---------- DATASET ENTRIES

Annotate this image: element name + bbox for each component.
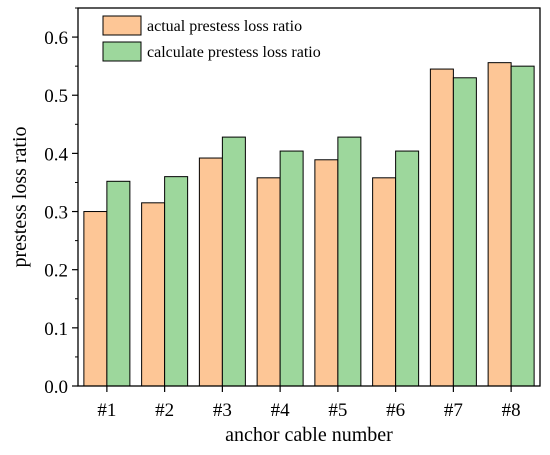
x-tick-label: #5 — [328, 400, 347, 421]
x-tick-label: #8 — [502, 400, 521, 421]
bar-calculate-3 — [221, 136, 246, 387]
x-tick-label: #4 — [271, 400, 291, 421]
plot-frame — [77, 7, 541, 387]
bar-actual-6 — [372, 177, 397, 387]
bar-calculate-2 — [164, 176, 189, 387]
x-axis-title: anchor cable number — [225, 424, 393, 446]
bar-actual-7 — [429, 68, 454, 387]
x-tick-label: #6 — [386, 400, 405, 421]
y-tick-label: 0.4 — [44, 144, 68, 165]
ticks-layer: 0.0 0.1 0.2 0.3 0.4 0.5 0.6 #1 #2 #3 #4 #5 #6 #7 #8 — [44, 7, 521, 421]
bars-layer — [83, 62, 535, 387]
legend-label-actual: actual prestess loss ratio — [147, 18, 302, 35]
bar-calculate-8 — [510, 65, 535, 387]
y-tick-label: 0.5 — [44, 86, 68, 107]
bar-calculate-4 — [279, 150, 304, 387]
x-tick-label: #7 — [444, 400, 463, 421]
y-tick-label: 0.0 — [44, 377, 68, 398]
bar-actual-8 — [487, 62, 512, 387]
bar-actual-1 — [83, 211, 108, 387]
bar-actual-3 — [198, 157, 223, 387]
y-axis-title: prestess loss ratio — [9, 126, 31, 267]
x-tick-label: #3 — [213, 400, 232, 421]
bar-calculate-1 — [106, 180, 131, 387]
y-tick-label: 0.3 — [44, 203, 68, 224]
legend-swatch-actual — [102, 15, 142, 36]
y-tick-label: 0.6 — [44, 28, 68, 49]
legend-label-calculate: calculate prestess loss ratio — [147, 44, 321, 61]
bar-calculate-5 — [337, 136, 362, 387]
bar-actual-4 — [256, 177, 281, 387]
x-tick-label: #2 — [155, 400, 174, 421]
y-tick-label: 0.2 — [44, 261, 68, 282]
bar-actual-2 — [141, 202, 166, 387]
y-tick-label: 0.1 — [44, 319, 68, 340]
bar-actual-5 — [314, 159, 339, 387]
legend: actual prestess loss ratio calculate pres… — [102, 15, 321, 62]
x-tick-label: #1 — [97, 400, 116, 421]
bar-calculate-7 — [452, 77, 477, 387]
legend-swatch-calculate — [102, 41, 142, 62]
bar-calculate-6 — [395, 150, 420, 387]
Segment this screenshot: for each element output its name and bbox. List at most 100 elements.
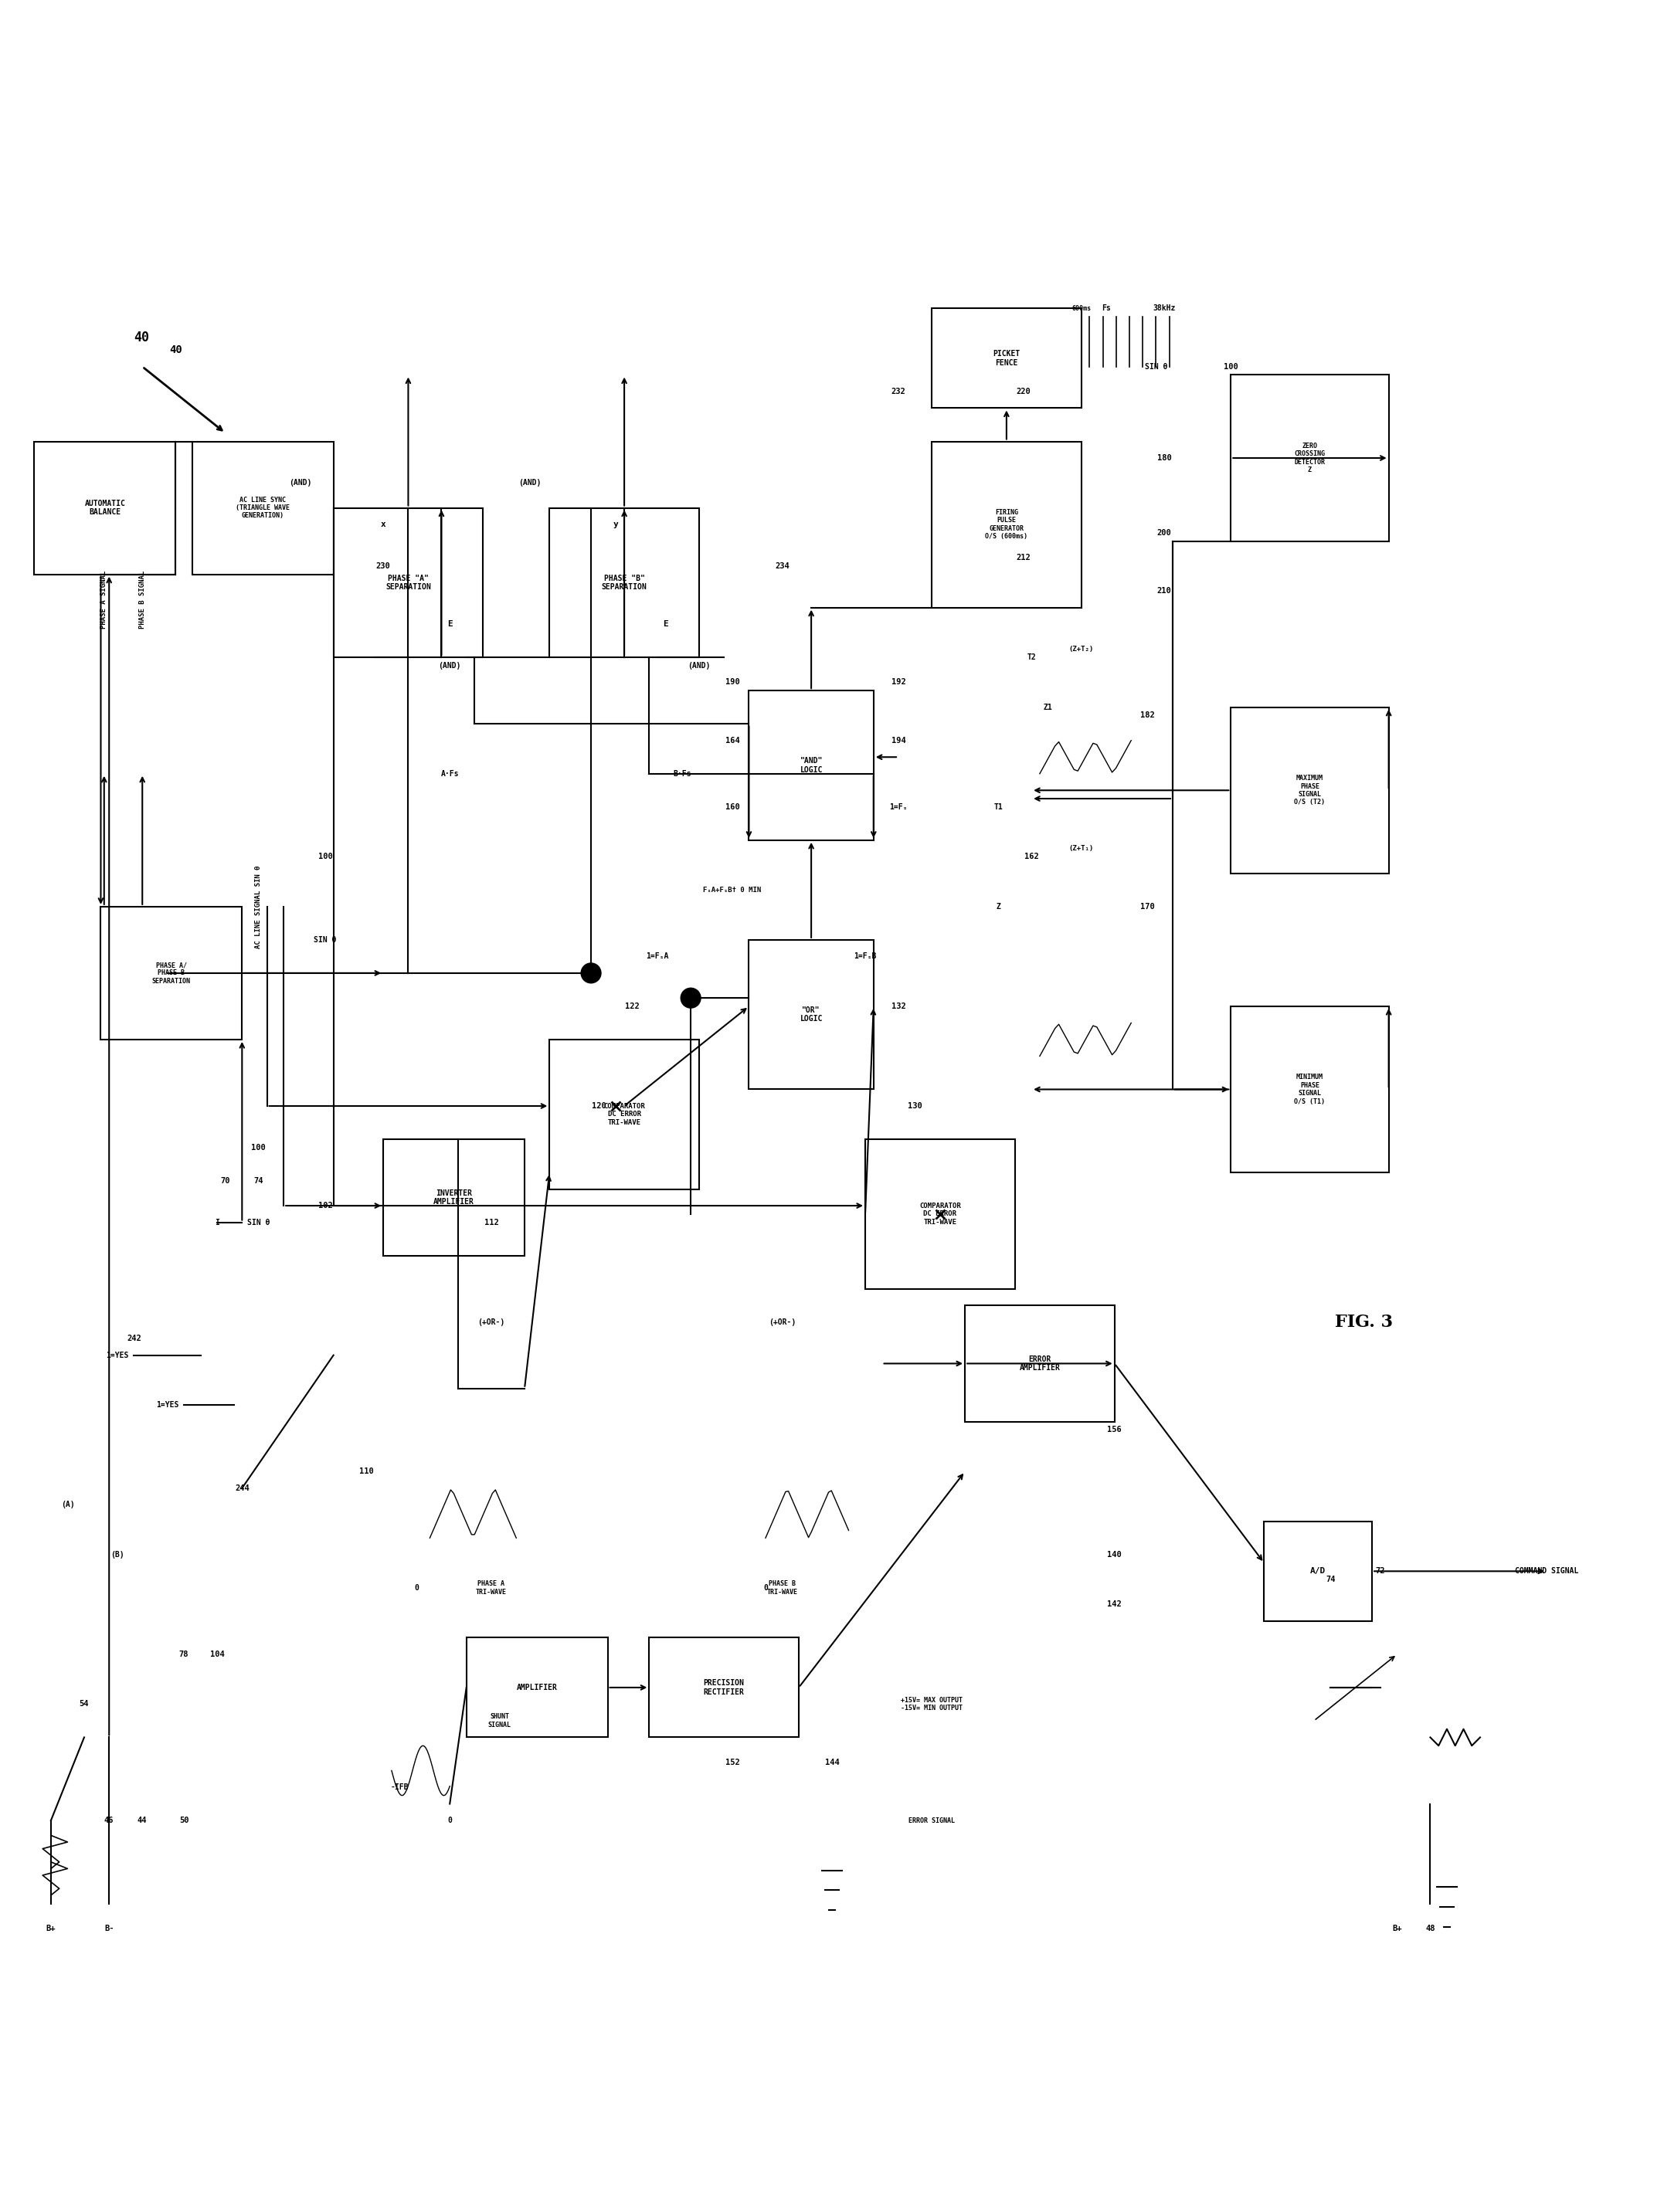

--------------------

◆ REQUIREMENTS:
Could you copy every line of the records above word for word, omitting the pictures?

◆ FULL OUTPUT:
Annotate this image: element name + bbox for each component.
x-tick-label: #5 — [328, 400, 347, 421]
x-tick-label: #8 — [502, 400, 521, 421]
bar-calculate-3 — [221, 136, 246, 387]
x-tick-label: #4 — [271, 400, 291, 421]
plot-frame — [77, 7, 541, 387]
bar-actual-6 — [372, 177, 397, 387]
bar-calculate-2 — [164, 176, 189, 387]
x-axis-title: anchor cable number — [225, 424, 393, 446]
bar-actual-7 — [429, 68, 454, 387]
x-tick-label: #6 — [386, 400, 405, 421]
y-tick-label: 0.4 — [44, 144, 68, 165]
ticks-layer: 0.0 0.1 0.2 0.3 0.4 0.5 0.6 #1 #2 #3 #4 #5 #6 #7 #8 — [44, 7, 521, 421]
bars-layer — [83, 62, 535, 387]
legend-label-actual: actual prestess loss ratio — [147, 18, 302, 35]
bar-calculate-8 — [510, 65, 535, 387]
y-tick-label: 0.5 — [44, 86, 68, 107]
bar-calculate-4 — [279, 150, 304, 387]
x-tick-label: #7 — [444, 400, 463, 421]
y-tick-label: 0.0 — [44, 377, 68, 398]
bar-actual-8 — [487, 62, 512, 387]
bar-actual-1 — [83, 211, 108, 387]
bar-actual-3 — [198, 157, 223, 387]
y-axis-title: prestess loss ratio — [9, 126, 31, 267]
x-tick-label: #3 — [213, 400, 232, 421]
bar-calculate-1 — [106, 180, 131, 387]
y-tick-label: 0.3 — [44, 203, 68, 224]
legend-swatch-actual — [102, 15, 142, 36]
y-tick-label: 0.6 — [44, 28, 68, 49]
legend-label-calculate: calculate prestess loss ratio — [147, 44, 321, 61]
bar-calculate-5 — [337, 136, 362, 387]
bar-actual-4 — [256, 177, 281, 387]
x-tick-label: #2 — [155, 400, 174, 421]
y-tick-label: 0.2 — [44, 261, 68, 282]
bar-actual-2 — [141, 202, 166, 387]
y-tick-label: 0.1 — [44, 319, 68, 340]
bar-actual-5 — [314, 159, 339, 387]
legend: actual prestess loss ratio calculate pres… — [102, 15, 321, 62]
x-tick-label: #1 — [97, 400, 116, 421]
bar-calculate-7 — [452, 77, 477, 387]
legend-swatch-calculate — [102, 41, 142, 62]
bar-calculate-6 — [395, 150, 420, 387]
Segment this screenshot: for each element output its name and bbox. List at most 100 elements.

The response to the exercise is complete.